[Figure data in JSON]
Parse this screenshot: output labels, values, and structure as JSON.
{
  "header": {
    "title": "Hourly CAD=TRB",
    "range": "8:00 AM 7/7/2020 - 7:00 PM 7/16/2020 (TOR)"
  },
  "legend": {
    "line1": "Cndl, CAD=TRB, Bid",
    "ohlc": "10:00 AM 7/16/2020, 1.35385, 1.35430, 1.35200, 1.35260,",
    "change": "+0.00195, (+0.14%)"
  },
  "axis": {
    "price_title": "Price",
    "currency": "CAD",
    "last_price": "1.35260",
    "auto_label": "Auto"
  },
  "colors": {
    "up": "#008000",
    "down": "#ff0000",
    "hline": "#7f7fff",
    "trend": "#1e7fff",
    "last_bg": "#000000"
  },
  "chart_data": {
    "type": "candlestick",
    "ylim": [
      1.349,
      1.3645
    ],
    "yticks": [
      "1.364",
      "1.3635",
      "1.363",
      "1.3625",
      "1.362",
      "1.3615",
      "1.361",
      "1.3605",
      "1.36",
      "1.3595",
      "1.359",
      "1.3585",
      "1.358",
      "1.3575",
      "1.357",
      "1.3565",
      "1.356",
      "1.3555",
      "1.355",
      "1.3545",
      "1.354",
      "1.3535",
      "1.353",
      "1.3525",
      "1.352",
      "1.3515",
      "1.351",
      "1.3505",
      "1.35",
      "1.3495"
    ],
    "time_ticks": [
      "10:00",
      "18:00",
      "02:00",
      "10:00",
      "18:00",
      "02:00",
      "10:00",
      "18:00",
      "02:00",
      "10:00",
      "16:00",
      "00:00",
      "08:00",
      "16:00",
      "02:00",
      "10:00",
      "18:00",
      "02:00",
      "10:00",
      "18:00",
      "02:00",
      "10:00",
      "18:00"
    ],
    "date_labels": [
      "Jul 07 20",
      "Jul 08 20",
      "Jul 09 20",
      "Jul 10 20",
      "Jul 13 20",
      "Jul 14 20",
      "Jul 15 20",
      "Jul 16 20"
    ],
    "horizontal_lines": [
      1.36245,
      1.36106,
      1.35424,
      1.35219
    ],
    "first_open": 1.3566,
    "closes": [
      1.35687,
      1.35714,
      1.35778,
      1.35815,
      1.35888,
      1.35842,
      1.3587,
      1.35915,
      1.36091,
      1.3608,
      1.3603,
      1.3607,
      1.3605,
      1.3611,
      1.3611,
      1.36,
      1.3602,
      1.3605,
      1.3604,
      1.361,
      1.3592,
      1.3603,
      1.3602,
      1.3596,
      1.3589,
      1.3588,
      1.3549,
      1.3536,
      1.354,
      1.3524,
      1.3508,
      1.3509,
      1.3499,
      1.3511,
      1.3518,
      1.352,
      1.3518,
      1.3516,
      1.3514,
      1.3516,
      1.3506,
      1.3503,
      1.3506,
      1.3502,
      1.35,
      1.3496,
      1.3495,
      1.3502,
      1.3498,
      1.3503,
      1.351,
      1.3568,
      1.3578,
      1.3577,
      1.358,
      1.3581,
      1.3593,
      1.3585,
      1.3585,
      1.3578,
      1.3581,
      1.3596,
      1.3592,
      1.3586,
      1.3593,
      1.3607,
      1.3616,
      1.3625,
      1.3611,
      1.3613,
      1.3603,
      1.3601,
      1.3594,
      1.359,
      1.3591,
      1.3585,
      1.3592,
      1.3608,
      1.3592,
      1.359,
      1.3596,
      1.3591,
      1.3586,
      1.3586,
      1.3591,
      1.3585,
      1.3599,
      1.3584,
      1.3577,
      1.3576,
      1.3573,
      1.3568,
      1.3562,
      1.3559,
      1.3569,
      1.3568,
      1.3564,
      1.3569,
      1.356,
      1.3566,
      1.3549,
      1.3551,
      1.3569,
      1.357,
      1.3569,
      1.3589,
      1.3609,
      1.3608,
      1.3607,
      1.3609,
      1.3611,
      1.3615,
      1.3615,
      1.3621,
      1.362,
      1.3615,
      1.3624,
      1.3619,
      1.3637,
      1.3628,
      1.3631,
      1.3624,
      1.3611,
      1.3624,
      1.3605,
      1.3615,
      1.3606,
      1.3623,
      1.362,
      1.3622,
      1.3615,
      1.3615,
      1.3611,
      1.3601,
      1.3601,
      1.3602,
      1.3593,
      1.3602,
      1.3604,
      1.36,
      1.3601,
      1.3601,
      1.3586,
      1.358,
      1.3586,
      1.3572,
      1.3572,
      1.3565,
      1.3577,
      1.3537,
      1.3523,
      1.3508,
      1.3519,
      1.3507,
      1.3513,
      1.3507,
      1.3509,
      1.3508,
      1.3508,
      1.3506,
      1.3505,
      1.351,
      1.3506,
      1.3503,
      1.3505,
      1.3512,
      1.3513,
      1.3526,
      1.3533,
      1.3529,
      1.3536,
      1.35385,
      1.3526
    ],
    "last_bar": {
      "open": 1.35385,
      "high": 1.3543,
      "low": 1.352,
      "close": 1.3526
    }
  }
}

**Problem details**
Write out all the lines again, exactly as they are.

**Result**
Parse this screenshot: output labels, values, and structure as JSON.
{
  "header": {
    "title": "Hourly CAD=TRB",
    "range": "8:00 AM 7/7/2020 - 7:00 PM 7/16/2020 (TOR)"
  },
  "legend": {
    "line1": "Cndl, CAD=TRB, Bid",
    "ohlc": "10:00 AM 7/16/2020, 1.35385, 1.35430, 1.35200, 1.35260,",
    "change": "+0.00195, (+0.14%)"
  },
  "axis": {
    "price_title": "Price",
    "currency": "CAD",
    "last_price": "1.35260",
    "auto_label": "Auto"
  },
  "colors": {
    "up": "#008000",
    "down": "#ff0000",
    "hline": "#7f7fff",
    "trend": "#1e7fff",
    "last_bg": "#000000"
  },
  "chart_data": {
    "type": "candlestick",
    "ylim": [
      1.349,
      1.3645
    ],
    "yticks": [
      "1.364",
      "1.3635",
      "1.363",
      "1.3625",
      "1.362",
      "1.3615",
      "1.361",
      "1.3605",
      "1.36",
      "1.3595",
      "1.359",
      "1.3585",
      "1.358",
      "1.3575",
      "1.357",
      "1.3565",
      "1.356",
      "1.3555",
      "1.355",
      "1.3545",
      "1.354",
      "1.3535",
      "1.353",
      "1.3525",
      "1.352",
      "1.3515",
      "1.351",
      "1.3505",
      "1.35",
      "1.3495"
    ],
    "time_ticks": [
      "10:00",
      "18:00",
      "02:00",
      "10:00",
      "18:00",
      "02:00",
      "10:00",
      "18:00",
      "02:00",
      "10:00",
      "16:00",
      "00:00",
      "08:00",
      "16:00",
      "02:00",
      "10:00",
      "18:00",
      "02:00",
      "10:00",
      "18:00",
      "02:00",
      "10:00",
      "18:00"
    ],
    "date_labels": [
      "Jul 07 20",
      "Jul 08 20",
      "Jul 09 20",
      "Jul 10 20",
      "Jul 13 20",
      "Jul 14 20",
      "Jul 15 20",
      "Jul 16 20"
    ],
    "horizontal_lines": [
      1.36245,
      1.36106,
      1.35424,
      1.35219
    ],
    "first_open": 1.3566,
    "closes": [
      1.35687,
      1.35714,
      1.35778,
      1.35815,
      1.35888,
      1.35842,
      1.3587,
      1.35915,
      1.36091,
      1.3608,
      1.3603,
      1.3607,
      1.3605,
      1.3611,
      1.3611,
      1.36,
      1.3602,
      1.3605,
      1.3604,
      1.361,
      1.3592,
      1.3603,
      1.3602,
      1.3596,
      1.3589,
      1.3588,
      1.3549,
      1.3536,
      1.354,
      1.3524,
      1.3508,
      1.3509,
      1.3499,
      1.3511,
      1.3518,
      1.352,
      1.3518,
      1.3516,
      1.3514,
      1.3516,
      1.3506,
      1.3503,
      1.3506,
      1.3502,
      1.35,
      1.3496,
      1.3495,
      1.3502,
      1.3498,
      1.3503,
      1.351,
      1.3568,
      1.3578,
      1.3577,
      1.358,
      1.3581,
      1.3593,
      1.3585,
      1.3585,
      1.3578,
      1.3581,
      1.3596,
      1.3592,
      1.3586,
      1.3593,
      1.3607,
      1.3616,
      1.3625,
      1.3611,
      1.3613,
      1.3603,
      1.3601,
      1.3594,
      1.359,
      1.3591,
      1.3585,
      1.3592,
      1.3608,
      1.3592,
      1.359,
      1.3596,
      1.3591,
      1.3586,
      1.3586,
      1.3591,
      1.3585,
      1.3599,
      1.3584,
      1.3577,
      1.3576,
      1.3573,
      1.3568,
      1.3562,
      1.3559,
      1.3569,
      1.3568,
      1.3564,
      1.3569,
      1.356,
      1.3566,
      1.3549,
      1.3551,
      1.3569,
      1.357,
      1.3569,
      1.3589,
      1.3609,
      1.3608,
      1.3607,
      1.3609,
      1.3611,
      1.3615,
      1.3615,
      1.3621,
      1.362,
      1.3615,
      1.3624,
      1.3619,
      1.3637,
      1.3628,
      1.3631,
      1.3624,
      1.3611,
      1.3624,
      1.3605,
      1.3615,
      1.3606,
      1.3623,
      1.362,
      1.3622,
      1.3615,
      1.3615,
      1.3611,
      1.3601,
      1.3601,
      1.3602,
      1.3593,
      1.3602,
      1.3604,
      1.36,
      1.3601,
      1.3601,
      1.3586,
      1.358,
      1.3586,
      1.3572,
      1.3572,
      1.3565,
      1.3577,
      1.3537,
      1.3523,
      1.3508,
      1.3519,
      1.3507,
      1.3513,
      1.3507,
      1.3509,
      1.3508,
      1.3508,
      1.3506,
      1.3505,
      1.351,
      1.3506,
      1.3503,
      1.3505,
      1.3512,
      1.3513,
      1.3526,
      1.3533,
      1.3529,
      1.3536,
      1.35385,
      1.3526
    ],
    "last_bar": {
      "open": 1.35385,
      "high": 1.3543,
      "low": 1.352,
      "close": 1.3526
    }
  }
}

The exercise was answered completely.